Assigned task: Tell how many lines in the data below include the word "mRNA". The answer is the number only.

======== Exercise material

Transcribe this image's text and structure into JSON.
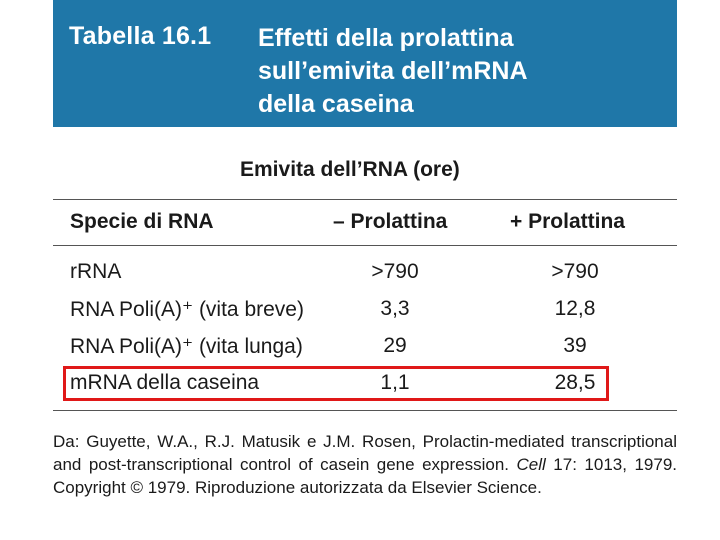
{
  "header": {
    "table_number": "Tabella 16.1",
    "title_lines": [
      "Effetti della prolattina",
      "sull’emivita dell’mRNA",
      "della caseina"
    ]
  },
  "subheader": "Emivita dell’RNA (ore)",
  "columns": [
    "Specie di RNA",
    "– Prolattina",
    "+ Prolattina"
  ],
  "rows": [
    {
      "label": "rRNA",
      "minus": ">790",
      "plus": ">790"
    },
    {
      "label": "RNA Poli(A)⁺ (vita breve)",
      "minus": "3,3",
      "plus": "12,8"
    },
    {
      "label": "RNA Poli(A)⁺ (vita lunga)",
      "minus": "29",
      "plus": "39"
    },
    {
      "label": "mRNA della caseina",
      "minus": "1,1",
      "plus": "28,5"
    }
  ],
  "highlight_color": "#e01818",
  "header_color": "#1f77a8",
  "source": {
    "prefix": "Da: Guyette, W.A., R.J. Matusik e J.M. Rosen, Prolactin-mediated transcriptional and post-transcriptional control of casein gene expression. ",
    "journal": "Cell",
    "suffix": " 17: 1013, 1979. Copyright © 1979. Riproduzione autorizzata da Elsevier Science."
  }
}
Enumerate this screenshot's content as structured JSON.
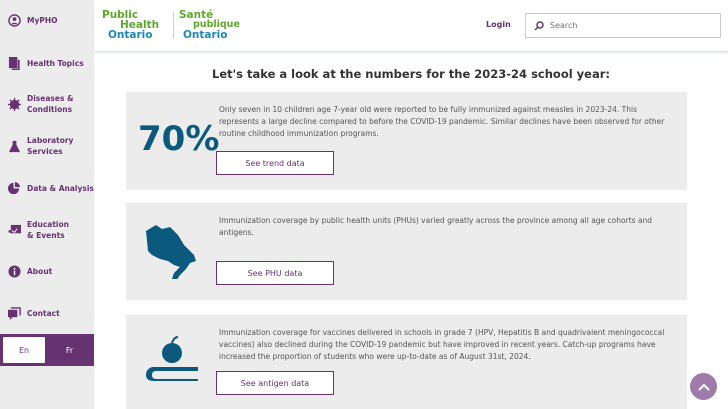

================

Exercise response: 2